[Problem] Return the material below in full and exactly.

◆ ◆ ◆ ◆ ◆ ◆ ◆

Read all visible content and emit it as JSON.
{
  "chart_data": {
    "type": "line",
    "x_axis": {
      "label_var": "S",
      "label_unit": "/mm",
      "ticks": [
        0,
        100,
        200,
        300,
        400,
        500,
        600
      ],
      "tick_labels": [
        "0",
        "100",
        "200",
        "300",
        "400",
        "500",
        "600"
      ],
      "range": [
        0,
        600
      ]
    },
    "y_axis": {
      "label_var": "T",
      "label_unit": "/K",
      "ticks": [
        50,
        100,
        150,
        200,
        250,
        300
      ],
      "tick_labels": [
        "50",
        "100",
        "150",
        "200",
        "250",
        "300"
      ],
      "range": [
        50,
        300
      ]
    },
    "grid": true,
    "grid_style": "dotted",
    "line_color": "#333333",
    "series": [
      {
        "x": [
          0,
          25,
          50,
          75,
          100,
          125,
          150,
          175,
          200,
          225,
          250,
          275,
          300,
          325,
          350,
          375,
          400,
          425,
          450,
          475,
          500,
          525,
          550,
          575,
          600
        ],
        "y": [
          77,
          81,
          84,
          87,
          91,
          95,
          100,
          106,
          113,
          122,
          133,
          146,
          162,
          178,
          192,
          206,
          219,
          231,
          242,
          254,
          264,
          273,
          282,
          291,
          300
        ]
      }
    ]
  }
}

◆ ◆ ◆ ◆ ◆ ◆ ◆

[Task answer]
Read all visible content and emit it as JSON.
{
  "chart_data": {
    "type": "line",
    "x_axis": {
      "label_var": "S",
      "label_unit": "/mm",
      "ticks": [
        0,
        100,
        200,
        300,
        400,
        500,
        600
      ],
      "tick_labels": [
        "0",
        "100",
        "200",
        "300",
        "400",
        "500",
        "600"
      ],
      "range": [
        0,
        600
      ]
    },
    "y_axis": {
      "label_var": "T",
      "label_unit": "/K",
      "ticks": [
        50,
        100,
        150,
        200,
        250,
        300
      ],
      "tick_labels": [
        "50",
        "100",
        "150",
        "200",
        "250",
        "300"
      ],
      "range": [
        50,
        300
      ]
    },
    "grid": true,
    "grid_style": "dotted",
    "line_color": "#333333",
    "series": [
      {
        "x": [
          0,
          25,
          50,
          75,
          100,
          125,
          150,
          175,
          200,
          225,
          250,
          275,
          300,
          325,
          350,
          375,
          400,
          425,
          450,
          475,
          500,
          525,
          550,
          575,
          600
        ],
        "y": [
          77,
          81,
          84,
          87,
          91,
          95,
          100,
          106,
          113,
          122,
          133,
          146,
          162,
          178,
          192,
          206,
          219,
          231,
          242,
          254,
          264,
          273,
          282,
          291,
          300
        ]
      }
    ]
  }
}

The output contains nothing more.